[Records from a collection of figures]
---------------

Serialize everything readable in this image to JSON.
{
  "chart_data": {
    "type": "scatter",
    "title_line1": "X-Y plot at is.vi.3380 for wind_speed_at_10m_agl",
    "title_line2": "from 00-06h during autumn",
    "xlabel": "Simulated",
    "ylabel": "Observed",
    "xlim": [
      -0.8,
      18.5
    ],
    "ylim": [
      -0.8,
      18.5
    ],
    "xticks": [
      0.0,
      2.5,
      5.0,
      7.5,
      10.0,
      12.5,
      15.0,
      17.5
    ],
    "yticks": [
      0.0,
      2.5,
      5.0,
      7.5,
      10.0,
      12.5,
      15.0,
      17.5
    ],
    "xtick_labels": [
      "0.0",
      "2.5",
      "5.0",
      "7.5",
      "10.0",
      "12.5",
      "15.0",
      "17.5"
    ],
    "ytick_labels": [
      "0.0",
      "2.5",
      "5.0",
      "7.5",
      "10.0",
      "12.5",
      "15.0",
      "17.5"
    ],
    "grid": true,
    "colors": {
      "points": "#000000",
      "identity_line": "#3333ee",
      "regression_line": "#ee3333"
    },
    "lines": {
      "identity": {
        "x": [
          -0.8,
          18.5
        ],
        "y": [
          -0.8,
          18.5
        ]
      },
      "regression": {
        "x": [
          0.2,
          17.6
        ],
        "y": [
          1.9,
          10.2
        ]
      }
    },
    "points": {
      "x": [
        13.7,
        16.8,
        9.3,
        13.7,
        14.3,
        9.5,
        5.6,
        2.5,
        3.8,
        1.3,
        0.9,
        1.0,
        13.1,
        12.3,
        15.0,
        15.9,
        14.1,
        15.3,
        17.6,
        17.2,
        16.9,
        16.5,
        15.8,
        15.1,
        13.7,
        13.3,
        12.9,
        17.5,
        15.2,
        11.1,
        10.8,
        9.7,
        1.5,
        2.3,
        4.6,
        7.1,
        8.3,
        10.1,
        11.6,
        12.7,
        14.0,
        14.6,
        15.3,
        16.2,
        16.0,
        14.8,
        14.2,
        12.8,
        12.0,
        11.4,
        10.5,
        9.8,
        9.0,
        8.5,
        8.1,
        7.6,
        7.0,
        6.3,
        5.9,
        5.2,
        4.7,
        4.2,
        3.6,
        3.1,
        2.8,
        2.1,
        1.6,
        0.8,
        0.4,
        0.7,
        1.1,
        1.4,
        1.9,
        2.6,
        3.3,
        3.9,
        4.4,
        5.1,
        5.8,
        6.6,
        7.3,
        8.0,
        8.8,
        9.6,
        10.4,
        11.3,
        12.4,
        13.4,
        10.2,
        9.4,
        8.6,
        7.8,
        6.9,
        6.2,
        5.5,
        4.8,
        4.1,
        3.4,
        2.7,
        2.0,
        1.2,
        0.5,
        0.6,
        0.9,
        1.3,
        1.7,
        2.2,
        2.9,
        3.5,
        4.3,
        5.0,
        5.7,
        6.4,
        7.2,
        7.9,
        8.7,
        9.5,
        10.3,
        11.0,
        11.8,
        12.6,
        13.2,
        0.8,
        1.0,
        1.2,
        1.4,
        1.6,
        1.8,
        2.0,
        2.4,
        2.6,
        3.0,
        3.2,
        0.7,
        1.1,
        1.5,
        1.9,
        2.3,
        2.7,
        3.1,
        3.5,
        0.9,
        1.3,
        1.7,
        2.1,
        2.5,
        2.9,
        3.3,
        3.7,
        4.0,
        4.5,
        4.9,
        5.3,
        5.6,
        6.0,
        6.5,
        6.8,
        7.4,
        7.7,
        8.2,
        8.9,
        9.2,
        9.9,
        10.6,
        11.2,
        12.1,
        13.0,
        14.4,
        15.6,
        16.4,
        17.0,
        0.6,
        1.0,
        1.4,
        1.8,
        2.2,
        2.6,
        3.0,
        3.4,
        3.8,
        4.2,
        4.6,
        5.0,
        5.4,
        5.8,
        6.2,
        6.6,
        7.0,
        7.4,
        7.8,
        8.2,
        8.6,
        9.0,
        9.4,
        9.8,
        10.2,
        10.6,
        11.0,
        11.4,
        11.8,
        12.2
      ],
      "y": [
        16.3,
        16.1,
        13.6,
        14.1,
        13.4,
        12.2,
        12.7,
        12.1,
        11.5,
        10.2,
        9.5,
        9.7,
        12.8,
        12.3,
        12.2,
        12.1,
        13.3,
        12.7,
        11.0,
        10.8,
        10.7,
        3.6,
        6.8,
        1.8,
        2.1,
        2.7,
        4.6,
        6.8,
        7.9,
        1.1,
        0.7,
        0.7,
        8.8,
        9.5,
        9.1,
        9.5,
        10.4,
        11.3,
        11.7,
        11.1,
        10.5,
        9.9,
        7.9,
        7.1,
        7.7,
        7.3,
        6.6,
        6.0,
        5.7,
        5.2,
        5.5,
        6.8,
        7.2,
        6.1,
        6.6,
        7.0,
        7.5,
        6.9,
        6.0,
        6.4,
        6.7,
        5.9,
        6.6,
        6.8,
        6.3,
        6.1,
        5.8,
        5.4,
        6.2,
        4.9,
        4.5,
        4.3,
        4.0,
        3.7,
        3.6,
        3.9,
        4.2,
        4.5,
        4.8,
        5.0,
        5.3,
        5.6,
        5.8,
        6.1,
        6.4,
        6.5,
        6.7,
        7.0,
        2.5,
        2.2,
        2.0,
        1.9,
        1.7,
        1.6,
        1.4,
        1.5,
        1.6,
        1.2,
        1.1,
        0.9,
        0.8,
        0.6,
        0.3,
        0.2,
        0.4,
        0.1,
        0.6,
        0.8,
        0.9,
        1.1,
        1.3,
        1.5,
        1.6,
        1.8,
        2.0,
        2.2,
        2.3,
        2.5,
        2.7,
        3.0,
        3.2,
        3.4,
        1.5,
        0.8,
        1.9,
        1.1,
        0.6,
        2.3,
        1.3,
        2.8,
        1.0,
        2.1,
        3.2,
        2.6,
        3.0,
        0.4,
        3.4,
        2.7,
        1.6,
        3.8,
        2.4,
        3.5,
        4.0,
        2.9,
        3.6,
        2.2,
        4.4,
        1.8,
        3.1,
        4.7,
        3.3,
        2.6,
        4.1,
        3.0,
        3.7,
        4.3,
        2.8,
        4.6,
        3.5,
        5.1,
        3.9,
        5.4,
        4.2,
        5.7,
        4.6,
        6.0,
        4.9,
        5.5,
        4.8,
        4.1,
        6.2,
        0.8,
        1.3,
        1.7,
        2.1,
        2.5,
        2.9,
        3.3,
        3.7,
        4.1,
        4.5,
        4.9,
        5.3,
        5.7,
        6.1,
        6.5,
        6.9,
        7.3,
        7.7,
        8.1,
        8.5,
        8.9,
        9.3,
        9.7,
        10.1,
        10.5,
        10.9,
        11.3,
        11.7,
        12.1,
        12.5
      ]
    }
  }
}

---------------

Using the listing above, please repeat every entry exactly.

The output:
Serialize everything readable in this image to JSON.
{
  "chart_data": {
    "type": "scatter",
    "title_line1": "X-Y plot at is.vi.3380 for wind_speed_at_10m_agl",
    "title_line2": "from 00-06h during autumn",
    "xlabel": "Simulated",
    "ylabel": "Observed",
    "xlim": [
      -0.8,
      18.5
    ],
    "ylim": [
      -0.8,
      18.5
    ],
    "xticks": [
      0.0,
      2.5,
      5.0,
      7.5,
      10.0,
      12.5,
      15.0,
      17.5
    ],
    "yticks": [
      0.0,
      2.5,
      5.0,
      7.5,
      10.0,
      12.5,
      15.0,
      17.5
    ],
    "xtick_labels": [
      "0.0",
      "2.5",
      "5.0",
      "7.5",
      "10.0",
      "12.5",
      "15.0",
      "17.5"
    ],
    "ytick_labels": [
      "0.0",
      "2.5",
      "5.0",
      "7.5",
      "10.0",
      "12.5",
      "15.0",
      "17.5"
    ],
    "grid": true,
    "colors": {
      "points": "#000000",
      "identity_line": "#3333ee",
      "regression_line": "#ee3333"
    },
    "lines": {
      "identity": {
        "x": [
          -0.8,
          18.5
        ],
        "y": [
          -0.8,
          18.5
        ]
      },
      "regression": {
        "x": [
          0.2,
          17.6
        ],
        "y": [
          1.9,
          10.2
        ]
      }
    },
    "points": {
      "x": [
        13.7,
        16.8,
        9.3,
        13.7,
        14.3,
        9.5,
        5.6,
        2.5,
        3.8,
        1.3,
        0.9,
        1.0,
        13.1,
        12.3,
        15.0,
        15.9,
        14.1,
        15.3,
        17.6,
        17.2,
        16.9,
        16.5,
        15.8,
        15.1,
        13.7,
        13.3,
        12.9,
        17.5,
        15.2,
        11.1,
        10.8,
        9.7,
        1.5,
        2.3,
        4.6,
        7.1,
        8.3,
        10.1,
        11.6,
        12.7,
        14.0,
        14.6,
        15.3,
        16.2,
        16.0,
        14.8,
        14.2,
        12.8,
        12.0,
        11.4,
        10.5,
        9.8,
        9.0,
        8.5,
        8.1,
        7.6,
        7.0,
        6.3,
        5.9,
        5.2,
        4.7,
        4.2,
        3.6,
        3.1,
        2.8,
        2.1,
        1.6,
        0.8,
        0.4,
        0.7,
        1.1,
        1.4,
        1.9,
        2.6,
        3.3,
        3.9,
        4.4,
        5.1,
        5.8,
        6.6,
        7.3,
        8.0,
        8.8,
        9.6,
        10.4,
        11.3,
        12.4,
        13.4,
        10.2,
        9.4,
        8.6,
        7.8,
        6.9,
        6.2,
        5.5,
        4.8,
        4.1,
        3.4,
        2.7,
        2.0,
        1.2,
        0.5,
        0.6,
        0.9,
        1.3,
        1.7,
        2.2,
        2.9,
        3.5,
        4.3,
        5.0,
        5.7,
        6.4,
        7.2,
        7.9,
        8.7,
        9.5,
        10.3,
        11.0,
        11.8,
        12.6,
        13.2,
        0.8,
        1.0,
        1.2,
        1.4,
        1.6,
        1.8,
        2.0,
        2.4,
        2.6,
        3.0,
        3.2,
        0.7,
        1.1,
        1.5,
        1.9,
        2.3,
        2.7,
        3.1,
        3.5,
        0.9,
        1.3,
        1.7,
        2.1,
        2.5,
        2.9,
        3.3,
        3.7,
        4.0,
        4.5,
        4.9,
        5.3,
        5.6,
        6.0,
        6.5,
        6.8,
        7.4,
        7.7,
        8.2,
        8.9,
        9.2,
        9.9,
        10.6,
        11.2,
        12.1,
        13.0,
        14.4,
        15.6,
        16.4,
        17.0,
        0.6,
        1.0,
        1.4,
        1.8,
        2.2,
        2.6,
        3.0,
        3.4,
        3.8,
        4.2,
        4.6,
        5.0,
        5.4,
        5.8,
        6.2,
        6.6,
        7.0,
        7.4,
        7.8,
        8.2,
        8.6,
        9.0,
        9.4,
        9.8,
        10.2,
        10.6,
        11.0,
        11.4,
        11.8,
        12.2
      ],
      "y": [
        16.3,
        16.1,
        13.6,
        14.1,
        13.4,
        12.2,
        12.7,
        12.1,
        11.5,
        10.2,
        9.5,
        9.7,
        12.8,
        12.3,
        12.2,
        12.1,
        13.3,
        12.7,
        11.0,
        10.8,
        10.7,
        3.6,
        6.8,
        1.8,
        2.1,
        2.7,
        4.6,
        6.8,
        7.9,
        1.1,
        0.7,
        0.7,
        8.8,
        9.5,
        9.1,
        9.5,
        10.4,
        11.3,
        11.7,
        11.1,
        10.5,
        9.9,
        7.9,
        7.1,
        7.7,
        7.3,
        6.6,
        6.0,
        5.7,
        5.2,
        5.5,
        6.8,
        7.2,
        6.1,
        6.6,
        7.0,
        7.5,
        6.9,
        6.0,
        6.4,
        6.7,
        5.9,
        6.6,
        6.8,
        6.3,
        6.1,
        5.8,
        5.4,
        6.2,
        4.9,
        4.5,
        4.3,
        4.0,
        3.7,
        3.6,
        3.9,
        4.2,
        4.5,
        4.8,
        5.0,
        5.3,
        5.6,
        5.8,
        6.1,
        6.4,
        6.5,
        6.7,
        7.0,
        2.5,
        2.2,
        2.0,
        1.9,
        1.7,
        1.6,
        1.4,
        1.5,
        1.6,
        1.2,
        1.1,
        0.9,
        0.8,
        0.6,
        0.3,
        0.2,
        0.4,
        0.1,
        0.6,
        0.8,
        0.9,
        1.1,
        1.3,
        1.5,
        1.6,
        1.8,
        2.0,
        2.2,
        2.3,
        2.5,
        2.7,
        3.0,
        3.2,
        3.4,
        1.5,
        0.8,
        1.9,
        1.1,
        0.6,
        2.3,
        1.3,
        2.8,
        1.0,
        2.1,
        3.2,
        2.6,
        3.0,
        0.4,
        3.4,
        2.7,
        1.6,
        3.8,
        2.4,
        3.5,
        4.0,
        2.9,
        3.6,
        2.2,
        4.4,
        1.8,
        3.1,
        4.7,
        3.3,
        2.6,
        4.1,
        3.0,
        3.7,
        4.3,
        2.8,
        4.6,
        3.5,
        5.1,
        3.9,
        5.4,
        4.2,
        5.7,
        4.6,
        6.0,
        4.9,
        5.5,
        4.8,
        4.1,
        6.2,
        0.8,
        1.3,
        1.7,
        2.1,
        2.5,
        2.9,
        3.3,
        3.7,
        4.1,
        4.5,
        4.9,
        5.3,
        5.7,
        6.1,
        6.5,
        6.9,
        7.3,
        7.7,
        8.1,
        8.5,
        8.9,
        9.3,
        9.7,
        10.1,
        10.5,
        10.9,
        11.3,
        11.7,
        12.1,
        12.5
      ]
    }
  }
}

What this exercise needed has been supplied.